**Supplied data**
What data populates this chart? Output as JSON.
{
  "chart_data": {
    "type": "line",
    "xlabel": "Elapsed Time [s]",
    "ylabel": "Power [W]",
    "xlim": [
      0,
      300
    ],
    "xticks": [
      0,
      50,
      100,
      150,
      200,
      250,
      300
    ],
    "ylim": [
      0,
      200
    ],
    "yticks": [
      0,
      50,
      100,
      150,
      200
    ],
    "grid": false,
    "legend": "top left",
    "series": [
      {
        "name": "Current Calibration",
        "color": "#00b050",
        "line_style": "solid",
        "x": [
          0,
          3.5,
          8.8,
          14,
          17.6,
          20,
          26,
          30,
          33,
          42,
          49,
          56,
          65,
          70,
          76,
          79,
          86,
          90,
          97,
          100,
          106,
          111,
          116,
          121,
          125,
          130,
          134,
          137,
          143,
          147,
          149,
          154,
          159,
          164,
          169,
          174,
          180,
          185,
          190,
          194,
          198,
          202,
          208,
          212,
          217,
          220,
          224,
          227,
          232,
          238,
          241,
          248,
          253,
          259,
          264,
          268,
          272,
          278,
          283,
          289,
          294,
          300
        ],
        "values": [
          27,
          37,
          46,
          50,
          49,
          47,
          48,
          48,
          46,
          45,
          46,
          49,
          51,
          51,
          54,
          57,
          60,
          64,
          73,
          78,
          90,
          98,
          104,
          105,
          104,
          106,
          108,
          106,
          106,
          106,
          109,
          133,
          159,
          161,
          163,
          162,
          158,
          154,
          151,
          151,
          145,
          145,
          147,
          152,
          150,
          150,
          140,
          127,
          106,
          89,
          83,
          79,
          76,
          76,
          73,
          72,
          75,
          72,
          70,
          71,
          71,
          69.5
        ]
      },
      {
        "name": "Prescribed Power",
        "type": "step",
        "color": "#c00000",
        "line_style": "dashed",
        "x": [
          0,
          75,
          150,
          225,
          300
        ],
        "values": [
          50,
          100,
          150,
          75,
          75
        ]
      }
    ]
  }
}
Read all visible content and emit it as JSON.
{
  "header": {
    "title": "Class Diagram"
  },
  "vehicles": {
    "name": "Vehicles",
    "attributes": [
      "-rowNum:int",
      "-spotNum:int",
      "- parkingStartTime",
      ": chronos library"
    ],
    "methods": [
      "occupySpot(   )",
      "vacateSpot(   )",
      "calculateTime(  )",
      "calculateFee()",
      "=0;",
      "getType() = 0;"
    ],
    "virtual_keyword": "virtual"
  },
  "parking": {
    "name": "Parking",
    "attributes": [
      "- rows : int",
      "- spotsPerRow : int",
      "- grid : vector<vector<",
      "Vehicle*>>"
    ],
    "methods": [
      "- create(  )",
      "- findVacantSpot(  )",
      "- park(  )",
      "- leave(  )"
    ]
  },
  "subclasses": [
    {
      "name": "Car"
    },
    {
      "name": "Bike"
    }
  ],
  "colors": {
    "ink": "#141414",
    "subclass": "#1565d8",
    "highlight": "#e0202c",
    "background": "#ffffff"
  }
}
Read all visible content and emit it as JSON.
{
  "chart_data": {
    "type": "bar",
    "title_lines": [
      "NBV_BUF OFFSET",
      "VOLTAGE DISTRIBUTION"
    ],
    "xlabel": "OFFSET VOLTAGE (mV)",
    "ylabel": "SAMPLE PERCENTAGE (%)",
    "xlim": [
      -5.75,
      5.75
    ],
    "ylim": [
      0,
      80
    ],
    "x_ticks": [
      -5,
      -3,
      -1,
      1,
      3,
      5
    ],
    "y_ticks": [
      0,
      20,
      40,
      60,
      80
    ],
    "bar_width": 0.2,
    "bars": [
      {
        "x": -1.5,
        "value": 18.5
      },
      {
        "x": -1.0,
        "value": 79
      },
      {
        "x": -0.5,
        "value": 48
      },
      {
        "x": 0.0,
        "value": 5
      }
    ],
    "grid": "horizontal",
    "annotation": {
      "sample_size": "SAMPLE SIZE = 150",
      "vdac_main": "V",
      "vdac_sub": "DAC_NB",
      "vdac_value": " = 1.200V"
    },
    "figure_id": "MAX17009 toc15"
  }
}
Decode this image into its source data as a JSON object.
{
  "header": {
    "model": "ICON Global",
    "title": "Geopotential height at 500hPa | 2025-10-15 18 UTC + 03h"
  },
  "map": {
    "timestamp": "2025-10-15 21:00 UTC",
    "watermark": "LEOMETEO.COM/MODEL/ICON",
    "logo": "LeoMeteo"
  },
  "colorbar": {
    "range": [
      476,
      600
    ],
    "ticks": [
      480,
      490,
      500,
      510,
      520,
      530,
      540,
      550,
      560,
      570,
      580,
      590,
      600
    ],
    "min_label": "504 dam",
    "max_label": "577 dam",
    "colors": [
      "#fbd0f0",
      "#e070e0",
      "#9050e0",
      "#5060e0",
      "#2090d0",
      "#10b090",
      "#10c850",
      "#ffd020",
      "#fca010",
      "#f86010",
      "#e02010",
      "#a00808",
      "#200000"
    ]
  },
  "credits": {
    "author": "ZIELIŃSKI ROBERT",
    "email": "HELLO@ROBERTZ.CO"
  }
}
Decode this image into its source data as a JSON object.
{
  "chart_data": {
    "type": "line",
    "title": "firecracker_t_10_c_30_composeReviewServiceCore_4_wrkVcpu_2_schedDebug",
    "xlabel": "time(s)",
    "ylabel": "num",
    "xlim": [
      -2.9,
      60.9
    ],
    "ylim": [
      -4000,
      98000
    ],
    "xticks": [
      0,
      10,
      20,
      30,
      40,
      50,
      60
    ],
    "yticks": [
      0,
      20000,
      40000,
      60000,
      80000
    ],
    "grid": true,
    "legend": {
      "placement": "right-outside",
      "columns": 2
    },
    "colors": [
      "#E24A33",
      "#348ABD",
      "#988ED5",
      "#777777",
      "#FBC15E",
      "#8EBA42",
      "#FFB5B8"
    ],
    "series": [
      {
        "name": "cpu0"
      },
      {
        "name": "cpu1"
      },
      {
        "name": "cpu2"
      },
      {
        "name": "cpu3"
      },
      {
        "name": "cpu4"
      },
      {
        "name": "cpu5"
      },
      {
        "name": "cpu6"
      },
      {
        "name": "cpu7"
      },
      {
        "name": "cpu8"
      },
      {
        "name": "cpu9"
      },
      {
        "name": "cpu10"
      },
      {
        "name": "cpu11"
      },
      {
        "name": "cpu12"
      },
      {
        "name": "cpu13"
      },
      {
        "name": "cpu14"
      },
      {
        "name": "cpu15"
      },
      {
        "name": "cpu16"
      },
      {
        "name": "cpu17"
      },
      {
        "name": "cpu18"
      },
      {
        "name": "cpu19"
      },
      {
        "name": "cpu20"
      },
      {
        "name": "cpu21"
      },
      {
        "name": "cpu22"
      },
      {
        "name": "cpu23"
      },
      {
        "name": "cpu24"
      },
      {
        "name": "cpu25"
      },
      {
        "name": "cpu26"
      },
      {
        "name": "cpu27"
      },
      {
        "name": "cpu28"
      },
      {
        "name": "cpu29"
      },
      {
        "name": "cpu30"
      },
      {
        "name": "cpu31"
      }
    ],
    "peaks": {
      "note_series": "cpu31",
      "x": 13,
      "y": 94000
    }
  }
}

**The problem**
Write out every entry exactly as given.

**Written response**
What data populates this chart? Output as JSON.
{
  "chart_data": {
    "type": "line",
    "xlabel": "Elapsed Time [s]",
    "ylabel": "Power [W]",
    "xlim": [
      0,
      300
    ],
    "xticks": [
      0,
      50,
      100,
      150,
      200,
      250,
      300
    ],
    "ylim": [
      0,
      200
    ],
    "yticks": [
      0,
      50,
      100,
      150,
      200
    ],
    "grid": false,
    "legend": "top left",
    "series": [
      {
        "name": "Current Calibration",
        "color": "#00b050",
        "line_style": "solid",
        "x": [
          0,
          3.5,
          8.8,
          14,
          17.6,
          20,
          26,
          30,
          33,
          42,
          49,
          56,
          65,
          70,
          76,
          79,
          86,
          90,
          97,
          100,
          106,
          111,
          116,
          121,
          125,
          130,
          134,
          137,
          143,
          147,
          149,
          154,
          159,
          164,
          169,
          174,
          180,
          185,
          190,
          194,
          198,
          202,
          208,
          212,
          217,
          220,
          224,
          227,
          232,
          238,
          241,
          248,
          253,
          259,
          264,
          268,
          272,
          278,
          283,
          289,
          294,
          300
        ],
        "values": [
          27,
          37,
          46,
          50,
          49,
          47,
          48,
          48,
          46,
          45,
          46,
          49,
          51,
          51,
          54,
          57,
          60,
          64,
          73,
          78,
          90,
          98,
          104,
          105,
          104,
          106,
          108,
          106,
          106,
          106,
          109,
          133,
          159,
          161,
          163,
          162,
          158,
          154,
          151,
          151,
          145,
          145,
          147,
          152,
          150,
          150,
          140,
          127,
          106,
          89,
          83,
          79,
          76,
          76,
          73,
          72,
          75,
          72,
          70,
          71,
          71,
          69.5
        ]
      },
      {
        "name": "Prescribed Power",
        "type": "step",
        "color": "#c00000",
        "line_style": "dashed",
        "x": [
          0,
          75,
          150,
          225,
          300
        ],
        "values": [
          50,
          100,
          150,
          75,
          75
        ]
      }
    ]
  }
}
Read all visible content and emit it as JSON.
{
  "header": {
    "title": "Class Diagram"
  },
  "vehicles": {
    "name": "Vehicles",
    "attributes": [
      "-rowNum:int",
      "-spotNum:int",
      "- parkingStartTime",
      ": chronos library"
    ],
    "methods": [
      "occupySpot(   )",
      "vacateSpot(   )",
      "calculateTime(  )",
      "calculateFee()",
      "=0;",
      "getType() = 0;"
    ],
    "virtual_keyword": "virtual"
  },
  "parking": {
    "name": "Parking",
    "attributes": [
      "- rows : int",
      "- spotsPerRow : int",
      "- grid : vector<vector<",
      "Vehicle*>>"
    ],
    "methods": [
      "- create(  )",
      "- findVacantSpot(  )",
      "- park(  )",
      "- leave(  )"
    ]
  },
  "subclasses": [
    {
      "name": "Car"
    },
    {
      "name": "Bike"
    }
  ],
  "colors": {
    "ink": "#141414",
    "subclass": "#1565d8",
    "highlight": "#e0202c",
    "background": "#ffffff"
  }
}
Read all visible content and emit it as JSON.
{
  "chart_data": {
    "type": "bar",
    "title_lines": [
      "NBV_BUF OFFSET",
      "VOLTAGE DISTRIBUTION"
    ],
    "xlabel": "OFFSET VOLTAGE (mV)",
    "ylabel": "SAMPLE PERCENTAGE (%)",
    "xlim": [
      -5.75,
      5.75
    ],
    "ylim": [
      0,
      80
    ],
    "x_ticks": [
      -5,
      -3,
      -1,
      1,
      3,
      5
    ],
    "y_ticks": [
      0,
      20,
      40,
      60,
      80
    ],
    "bar_width": 0.2,
    "bars": [
      {
        "x": -1.5,
        "value": 18.5
      },
      {
        "x": -1.0,
        "value": 79
      },
      {
        "x": -0.5,
        "value": 48
      },
      {
        "x": 0.0,
        "value": 5
      }
    ],
    "grid": "horizontal",
    "annotation": {
      "sample_size": "SAMPLE SIZE = 150",
      "vdac_main": "V",
      "vdac_sub": "DAC_NB",
      "vdac_value": " = 1.200V"
    },
    "figure_id": "MAX17009 toc15"
  }
}
Decode this image into its source data as a JSON object.
{
  "header": {
    "model": "ICON Global",
    "title": "Geopotential height at 500hPa | 2025-10-15 18 UTC + 03h"
  },
  "map": {
    "timestamp": "2025-10-15 21:00 UTC",
    "watermark": "LEOMETEO.COM/MODEL/ICON",
    "logo": "LeoMeteo"
  },
  "colorbar": {
    "range": [
      476,
      600
    ],
    "ticks": [
      480,
      490,
      500,
      510,
      520,
      530,
      540,
      550,
      560,
      570,
      580,
      590,
      600
    ],
    "min_label": "504 dam",
    "max_label": "577 dam",
    "colors": [
      "#fbd0f0",
      "#e070e0",
      "#9050e0",
      "#5060e0",
      "#2090d0",
      "#10b090",
      "#10c850",
      "#ffd020",
      "#fca010",
      "#f86010",
      "#e02010",
      "#a00808",
      "#200000"
    ]
  },
  "credits": {
    "author": "ZIELIŃSKI ROBERT",
    "email": "HELLO@ROBERTZ.CO"
  }
}
Decode this image into its source data as a JSON object.
{
  "chart_data": {
    "type": "line",
    "title": "firecracker_t_10_c_30_composeReviewServiceCore_4_wrkVcpu_2_schedDebug",
    "xlabel": "time(s)",
    "ylabel": "num",
    "xlim": [
      -2.9,
      60.9
    ],
    "ylim": [
      -4000,
      98000
    ],
    "xticks": [
      0,
      10,
      20,
      30,
      40,
      50,
      60
    ],
    "yticks": [
      0,
      20000,
      40000,
      60000,
      80000
    ],
    "grid": true,
    "legend": {
      "placement": "right-outside",
      "columns": 2
    },
    "colors": [
      "#E24A33",
      "#348ABD",
      "#988ED5",
      "#777777",
      "#FBC15E",
      "#8EBA42",
      "#FFB5B8"
    ],
    "series": [
      {
        "name": "cpu0"
      },
      {
        "name": "cpu1"
      },
      {
        "name": "cpu2"
      },
      {
        "name": "cpu3"
      },
      {
        "name": "cpu4"
      },
      {
        "name": "cpu5"
      },
      {
        "name": "cpu6"
      },
      {
        "name": "cpu7"
      },
      {
        "name": "cpu8"
      },
      {
        "name": "cpu9"
      },
      {
        "name": "cpu10"
      },
      {
        "name": "cpu11"
      },
      {
        "name": "cpu12"
      },
      {
        "name": "cpu13"
      },
      {
        "name": "cpu14"
      },
      {
        "name": "cpu15"
      },
      {
        "name": "cpu16"
      },
      {
        "name": "cpu17"
      },
      {
        "name": "cpu18"
      },
      {
        "name": "cpu19"
      },
      {
        "name": "cpu20"
      },
      {
        "name": "cpu21"
      },
      {
        "name": "cpu22"
      },
      {
        "name": "cpu23"
      },
      {
        "name": "cpu24"
      },
      {
        "name": "cpu25"
      },
      {
        "name": "cpu26"
      },
      {
        "name": "cpu27"
      },
      {
        "name": "cpu28"
      },
      {
        "name": "cpu29"
      },
      {
        "name": "cpu30"
      },
      {
        "name": "cpu31"
      }
    ],
    "peaks": {
      "note_series": "cpu31",
      "x": 13,
      "y": 94000
    }
  }
}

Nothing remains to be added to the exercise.